___ Stored records
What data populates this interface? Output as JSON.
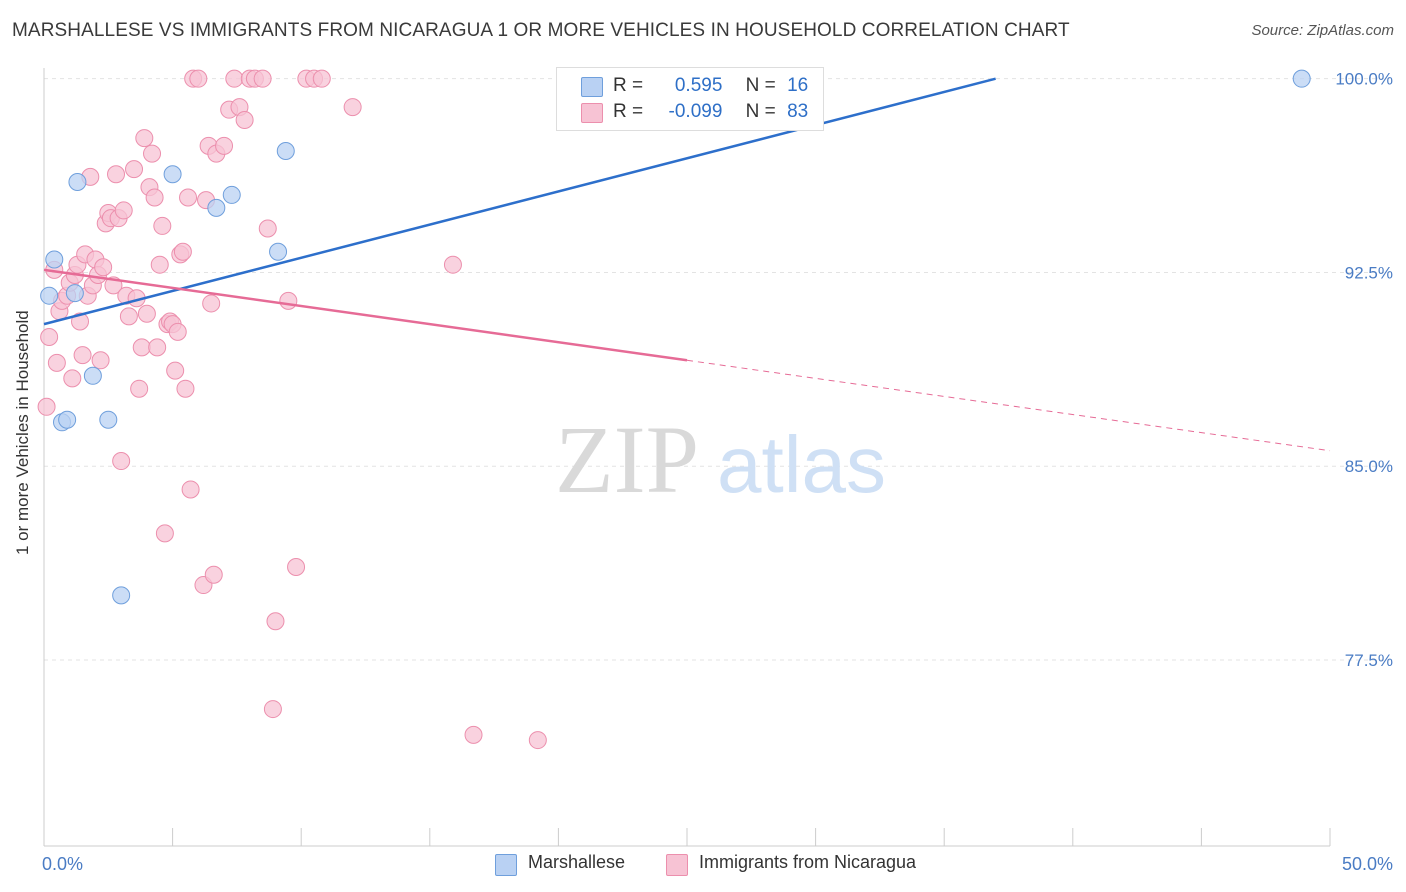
{
  "title": "MARSHALLESE VS IMMIGRANTS FROM NICARAGUA 1 OR MORE VEHICLES IN HOUSEHOLD CORRELATION CHART",
  "source": "Source: ZipAtlas.com",
  "watermark": {
    "zip": "ZIP",
    "atlas": "atlas"
  },
  "colors": {
    "blue_fill": "#b9d1f3",
    "blue_stroke": "#6f9fdc",
    "blue_line": "#2d6fcb",
    "pink_fill": "#f7c3d4",
    "pink_stroke": "#ec8fad",
    "pink_line": "#e66b96",
    "tick_label": "#4a7cc4",
    "grid": "#e3e3e3"
  },
  "legend": {
    "rows": [
      {
        "r_label": "R =",
        "r_value": "0.595",
        "n_label": "N =",
        "n_value": "16"
      },
      {
        "r_label": "R =",
        "r_value": "-0.099",
        "n_label": "N =",
        "n_value": "83"
      }
    ]
  },
  "chart_data": {
    "type": "scatter",
    "title": "MARSHALLESE VS IMMIGRANTS FROM NICARAGUA 1 OR MORE VEHICLES IN HOUSEHOLD CORRELATION CHART",
    "xlabel": "",
    "ylabel": "1 or more Vehicles in Household",
    "xlim": [
      0,
      50
    ],
    "ylim": [
      70.3,
      100.8
    ],
    "x_ticks": [
      0,
      5,
      10,
      15,
      20,
      25,
      30,
      35,
      40,
      45,
      50
    ],
    "x_tick_labels": [
      "0.0%",
      "",
      "",
      "",
      "",
      "",
      "",
      "",
      "",
      "",
      "50.0%"
    ],
    "y_ticks": [
      77.5,
      85.0,
      92.5,
      100.0
    ],
    "y_tick_labels": [
      "77.5%",
      "85.0%",
      "92.5%",
      "100.0%"
    ],
    "grid": true,
    "legend_position": "top-center",
    "series": [
      {
        "name": "Marshallese",
        "points": [
          [
            0.2,
            91.6
          ],
          [
            0.4,
            93.0
          ],
          [
            0.7,
            86.7
          ],
          [
            0.9,
            86.8
          ],
          [
            1.2,
            91.7
          ],
          [
            1.3,
            96.0
          ],
          [
            1.9,
            88.5
          ],
          [
            2.5,
            86.8
          ],
          [
            3.0,
            80.0
          ],
          [
            5.0,
            96.3
          ],
          [
            6.7,
            95.0
          ],
          [
            7.3,
            95.5
          ],
          [
            9.1,
            93.3
          ],
          [
            9.4,
            97.2
          ],
          [
            27.8,
            100.0
          ],
          [
            48.9,
            100.0
          ]
        ],
        "trend": {
          "x": [
            0.0,
            37.0
          ],
          "y": [
            90.5,
            100.0
          ]
        }
      },
      {
        "name": "Immigrants from Nicaragua",
        "points": [
          [
            0.1,
            87.3
          ],
          [
            0.2,
            90.0
          ],
          [
            0.4,
            92.6
          ],
          [
            0.5,
            89.0
          ],
          [
            0.6,
            91.0
          ],
          [
            0.7,
            91.4
          ],
          [
            0.9,
            91.6
          ],
          [
            1.0,
            92.1
          ],
          [
            1.1,
            88.4
          ],
          [
            1.2,
            92.4
          ],
          [
            1.3,
            92.8
          ],
          [
            1.4,
            90.6
          ],
          [
            1.5,
            89.3
          ],
          [
            1.6,
            93.2
          ],
          [
            1.7,
            91.6
          ],
          [
            1.8,
            96.2
          ],
          [
            1.9,
            92.0
          ],
          [
            2.0,
            93.0
          ],
          [
            2.1,
            92.4
          ],
          [
            2.2,
            89.1
          ],
          [
            2.3,
            92.7
          ],
          [
            2.4,
            94.4
          ],
          [
            2.5,
            94.8
          ],
          [
            2.6,
            94.6
          ],
          [
            2.7,
            92.0
          ],
          [
            2.8,
            96.3
          ],
          [
            2.9,
            94.6
          ],
          [
            3.0,
            85.2
          ],
          [
            3.1,
            94.9
          ],
          [
            3.2,
            91.6
          ],
          [
            3.3,
            90.8
          ],
          [
            3.5,
            96.5
          ],
          [
            3.6,
            91.5
          ],
          [
            3.7,
            88.0
          ],
          [
            3.8,
            89.6
          ],
          [
            3.9,
            97.7
          ],
          [
            4.0,
            90.9
          ],
          [
            4.1,
            95.8
          ],
          [
            4.2,
            97.1
          ],
          [
            4.3,
            95.4
          ],
          [
            4.4,
            89.6
          ],
          [
            4.5,
            92.8
          ],
          [
            4.6,
            94.3
          ],
          [
            4.7,
            82.4
          ],
          [
            4.8,
            90.5
          ],
          [
            4.9,
            90.6
          ],
          [
            5.0,
            90.5
          ],
          [
            5.1,
            88.7
          ],
          [
            5.2,
            90.2
          ],
          [
            5.3,
            93.2
          ],
          [
            5.4,
            93.3
          ],
          [
            5.5,
            88.0
          ],
          [
            5.6,
            95.4
          ],
          [
            5.7,
            84.1
          ],
          [
            5.8,
            100.0
          ],
          [
            6.0,
            100.0
          ],
          [
            6.2,
            80.4
          ],
          [
            6.3,
            95.3
          ],
          [
            6.4,
            97.4
          ],
          [
            6.5,
            91.3
          ],
          [
            6.6,
            80.8
          ],
          [
            6.7,
            97.1
          ],
          [
            7.0,
            97.4
          ],
          [
            7.2,
            98.8
          ],
          [
            7.4,
            100.0
          ],
          [
            7.6,
            98.9
          ],
          [
            7.8,
            98.4
          ],
          [
            8.0,
            100.0
          ],
          [
            8.2,
            100.0
          ],
          [
            8.5,
            100.0
          ],
          [
            8.7,
            94.2
          ],
          [
            8.9,
            75.6
          ],
          [
            9.0,
            79.0
          ],
          [
            9.5,
            91.4
          ],
          [
            9.8,
            81.1
          ],
          [
            10.2,
            100.0
          ],
          [
            10.5,
            100.0
          ],
          [
            10.8,
            100.0
          ],
          [
            12.0,
            98.9
          ],
          [
            15.9,
            92.8
          ],
          [
            16.7,
            74.6
          ],
          [
            19.2,
            74.4
          ],
          [
            20.6,
            100.0
          ]
        ],
        "trend": {
          "x": [
            0.0,
            25.0
          ],
          "y": [
            92.6,
            89.1
          ]
        },
        "trend_dashed": {
          "x": [
            25.0,
            50.0
          ],
          "y": [
            89.1,
            85.6
          ]
        }
      }
    ]
  },
  "bottom_legend": [
    {
      "label": "Marshallese"
    },
    {
      "label": "Immigrants from Nicaragua"
    }
  ]
}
______
Exercise details: Write down the number of lines where the word "title" appears, and nothing further.

Full solution: 2